[Task requirements]
In the listing below, locate the lines that hold "email" and copy them.

[Listed entries]

>>>

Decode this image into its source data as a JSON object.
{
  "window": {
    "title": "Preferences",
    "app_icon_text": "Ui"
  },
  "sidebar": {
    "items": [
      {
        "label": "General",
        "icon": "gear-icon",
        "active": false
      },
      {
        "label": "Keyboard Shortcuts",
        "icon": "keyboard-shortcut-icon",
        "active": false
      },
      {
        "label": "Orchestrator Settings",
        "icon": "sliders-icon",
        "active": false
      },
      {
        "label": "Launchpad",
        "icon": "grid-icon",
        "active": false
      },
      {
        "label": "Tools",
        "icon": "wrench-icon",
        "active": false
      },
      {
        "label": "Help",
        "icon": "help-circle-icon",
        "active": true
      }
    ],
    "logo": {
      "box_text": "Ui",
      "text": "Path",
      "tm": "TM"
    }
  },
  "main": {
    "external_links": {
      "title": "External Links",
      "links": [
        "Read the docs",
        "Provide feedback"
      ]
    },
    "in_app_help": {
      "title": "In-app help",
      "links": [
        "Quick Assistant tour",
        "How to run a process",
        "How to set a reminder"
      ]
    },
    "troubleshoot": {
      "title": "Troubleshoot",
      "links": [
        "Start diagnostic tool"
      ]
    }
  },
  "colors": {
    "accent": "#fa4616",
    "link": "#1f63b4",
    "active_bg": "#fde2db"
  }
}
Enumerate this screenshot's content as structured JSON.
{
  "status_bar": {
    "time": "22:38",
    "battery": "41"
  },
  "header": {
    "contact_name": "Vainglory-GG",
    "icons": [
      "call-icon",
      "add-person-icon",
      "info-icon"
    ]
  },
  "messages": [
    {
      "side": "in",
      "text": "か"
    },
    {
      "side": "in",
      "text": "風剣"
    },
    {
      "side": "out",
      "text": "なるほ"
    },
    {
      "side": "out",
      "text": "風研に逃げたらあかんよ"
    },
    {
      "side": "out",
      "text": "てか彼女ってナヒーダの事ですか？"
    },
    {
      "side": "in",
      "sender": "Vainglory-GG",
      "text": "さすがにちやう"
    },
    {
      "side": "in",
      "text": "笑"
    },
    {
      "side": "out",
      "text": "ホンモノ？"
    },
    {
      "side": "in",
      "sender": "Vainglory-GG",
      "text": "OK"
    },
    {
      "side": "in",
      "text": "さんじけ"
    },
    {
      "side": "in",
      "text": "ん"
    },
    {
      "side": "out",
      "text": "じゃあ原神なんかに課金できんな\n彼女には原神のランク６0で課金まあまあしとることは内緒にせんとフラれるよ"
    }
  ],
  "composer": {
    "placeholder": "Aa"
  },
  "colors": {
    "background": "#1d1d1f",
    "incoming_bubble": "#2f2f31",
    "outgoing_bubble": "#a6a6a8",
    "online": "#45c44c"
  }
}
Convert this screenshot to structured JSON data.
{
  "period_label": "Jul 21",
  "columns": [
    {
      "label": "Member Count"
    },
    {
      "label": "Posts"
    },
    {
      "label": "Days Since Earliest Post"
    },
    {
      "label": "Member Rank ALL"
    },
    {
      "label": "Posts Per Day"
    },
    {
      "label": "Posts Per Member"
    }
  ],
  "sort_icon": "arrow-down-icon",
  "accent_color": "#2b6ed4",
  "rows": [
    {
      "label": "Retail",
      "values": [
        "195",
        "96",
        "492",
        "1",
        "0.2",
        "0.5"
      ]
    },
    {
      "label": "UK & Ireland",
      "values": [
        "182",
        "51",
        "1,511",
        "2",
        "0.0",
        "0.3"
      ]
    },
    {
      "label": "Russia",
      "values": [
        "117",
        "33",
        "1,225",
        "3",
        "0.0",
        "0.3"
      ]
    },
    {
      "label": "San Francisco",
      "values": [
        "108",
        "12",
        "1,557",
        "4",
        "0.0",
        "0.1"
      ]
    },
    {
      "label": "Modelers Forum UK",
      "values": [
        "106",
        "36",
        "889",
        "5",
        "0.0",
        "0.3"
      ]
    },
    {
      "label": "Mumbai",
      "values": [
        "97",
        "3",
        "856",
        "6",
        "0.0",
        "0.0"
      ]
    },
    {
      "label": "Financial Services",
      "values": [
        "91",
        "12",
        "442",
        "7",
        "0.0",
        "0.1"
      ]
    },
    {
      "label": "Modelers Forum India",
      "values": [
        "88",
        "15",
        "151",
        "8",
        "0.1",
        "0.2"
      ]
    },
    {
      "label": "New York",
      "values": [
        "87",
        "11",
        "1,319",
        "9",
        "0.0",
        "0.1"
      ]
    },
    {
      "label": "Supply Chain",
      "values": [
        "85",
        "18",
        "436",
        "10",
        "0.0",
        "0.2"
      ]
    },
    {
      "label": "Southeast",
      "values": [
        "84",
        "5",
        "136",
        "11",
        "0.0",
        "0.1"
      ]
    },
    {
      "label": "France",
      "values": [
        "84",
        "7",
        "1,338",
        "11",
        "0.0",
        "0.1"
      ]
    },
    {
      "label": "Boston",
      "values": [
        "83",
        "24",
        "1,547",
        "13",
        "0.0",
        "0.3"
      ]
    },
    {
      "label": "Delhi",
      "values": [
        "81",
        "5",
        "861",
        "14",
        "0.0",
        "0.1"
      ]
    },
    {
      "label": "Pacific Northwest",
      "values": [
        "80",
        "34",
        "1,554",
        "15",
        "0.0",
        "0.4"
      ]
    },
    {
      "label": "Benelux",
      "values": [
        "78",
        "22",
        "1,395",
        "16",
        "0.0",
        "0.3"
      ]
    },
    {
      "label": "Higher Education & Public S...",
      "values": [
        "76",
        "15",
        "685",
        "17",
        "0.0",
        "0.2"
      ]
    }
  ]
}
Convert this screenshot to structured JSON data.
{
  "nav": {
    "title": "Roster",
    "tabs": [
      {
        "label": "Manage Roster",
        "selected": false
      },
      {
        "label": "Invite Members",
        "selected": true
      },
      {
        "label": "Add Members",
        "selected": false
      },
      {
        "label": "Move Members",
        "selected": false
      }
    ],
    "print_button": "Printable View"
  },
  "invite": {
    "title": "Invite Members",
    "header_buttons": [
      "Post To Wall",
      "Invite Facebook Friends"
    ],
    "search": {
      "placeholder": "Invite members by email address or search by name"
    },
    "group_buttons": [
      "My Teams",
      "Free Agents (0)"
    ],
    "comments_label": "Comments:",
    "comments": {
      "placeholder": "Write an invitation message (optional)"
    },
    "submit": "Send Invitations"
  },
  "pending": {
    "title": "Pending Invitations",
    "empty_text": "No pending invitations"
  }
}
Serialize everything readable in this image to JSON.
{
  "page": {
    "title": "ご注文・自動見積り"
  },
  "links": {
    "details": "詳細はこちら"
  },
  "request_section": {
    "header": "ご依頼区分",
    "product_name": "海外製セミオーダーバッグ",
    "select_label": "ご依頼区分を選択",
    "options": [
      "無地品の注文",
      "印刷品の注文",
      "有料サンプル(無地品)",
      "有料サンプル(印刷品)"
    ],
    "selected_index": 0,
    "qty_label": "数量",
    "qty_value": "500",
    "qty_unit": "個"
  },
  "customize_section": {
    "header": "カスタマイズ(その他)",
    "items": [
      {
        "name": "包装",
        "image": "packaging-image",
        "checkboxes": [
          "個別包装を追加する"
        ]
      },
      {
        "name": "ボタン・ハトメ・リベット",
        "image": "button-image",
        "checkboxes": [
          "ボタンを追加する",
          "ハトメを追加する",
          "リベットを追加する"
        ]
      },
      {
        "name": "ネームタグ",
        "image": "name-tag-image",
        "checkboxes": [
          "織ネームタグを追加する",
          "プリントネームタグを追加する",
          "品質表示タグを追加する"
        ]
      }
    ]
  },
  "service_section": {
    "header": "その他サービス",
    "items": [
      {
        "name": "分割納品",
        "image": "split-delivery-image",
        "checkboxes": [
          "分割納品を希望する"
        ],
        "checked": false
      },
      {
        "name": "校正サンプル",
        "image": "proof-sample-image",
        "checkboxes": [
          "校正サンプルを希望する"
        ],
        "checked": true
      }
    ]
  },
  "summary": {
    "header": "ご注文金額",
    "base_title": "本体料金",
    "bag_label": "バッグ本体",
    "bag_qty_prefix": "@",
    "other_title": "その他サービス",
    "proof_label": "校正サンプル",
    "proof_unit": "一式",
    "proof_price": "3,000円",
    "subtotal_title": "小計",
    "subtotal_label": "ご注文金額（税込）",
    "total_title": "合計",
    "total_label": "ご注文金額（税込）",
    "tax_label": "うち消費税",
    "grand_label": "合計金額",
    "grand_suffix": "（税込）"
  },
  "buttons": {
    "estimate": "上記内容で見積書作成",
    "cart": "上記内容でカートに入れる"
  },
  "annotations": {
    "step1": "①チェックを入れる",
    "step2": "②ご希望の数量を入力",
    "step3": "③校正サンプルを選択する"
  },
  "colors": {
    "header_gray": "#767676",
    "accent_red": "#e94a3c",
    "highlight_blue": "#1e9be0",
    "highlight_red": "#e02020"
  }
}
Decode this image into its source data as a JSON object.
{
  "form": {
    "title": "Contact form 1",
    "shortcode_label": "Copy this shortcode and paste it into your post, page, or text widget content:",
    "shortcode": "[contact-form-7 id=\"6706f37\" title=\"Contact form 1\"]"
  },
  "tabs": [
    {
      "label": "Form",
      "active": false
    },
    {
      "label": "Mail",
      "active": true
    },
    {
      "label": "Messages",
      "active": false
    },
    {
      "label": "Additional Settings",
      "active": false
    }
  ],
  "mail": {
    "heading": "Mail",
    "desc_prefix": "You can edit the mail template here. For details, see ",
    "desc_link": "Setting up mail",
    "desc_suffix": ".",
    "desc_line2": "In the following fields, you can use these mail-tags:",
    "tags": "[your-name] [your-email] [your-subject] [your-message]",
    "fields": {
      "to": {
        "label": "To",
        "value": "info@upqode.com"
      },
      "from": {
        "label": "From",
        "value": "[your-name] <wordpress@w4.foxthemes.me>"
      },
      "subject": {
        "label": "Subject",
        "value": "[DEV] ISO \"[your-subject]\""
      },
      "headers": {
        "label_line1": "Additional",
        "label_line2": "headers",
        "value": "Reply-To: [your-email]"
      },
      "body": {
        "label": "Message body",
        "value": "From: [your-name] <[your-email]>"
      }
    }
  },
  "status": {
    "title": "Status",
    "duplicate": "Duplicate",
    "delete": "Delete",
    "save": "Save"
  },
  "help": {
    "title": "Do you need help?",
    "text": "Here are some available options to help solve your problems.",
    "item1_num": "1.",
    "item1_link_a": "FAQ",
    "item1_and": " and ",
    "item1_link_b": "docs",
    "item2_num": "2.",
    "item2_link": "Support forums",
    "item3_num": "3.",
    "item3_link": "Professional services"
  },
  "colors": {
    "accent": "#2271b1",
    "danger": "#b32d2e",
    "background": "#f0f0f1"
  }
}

<<<

[Answer to this exercise]
      "placeholder": "Invite members by email address or search by name"
    "tags": "[your-name] [your-email] [your-subject] [your-message]",
        "value": "Reply-To: [your-email]"
        "value": "From: [your-name] <[your-email]>"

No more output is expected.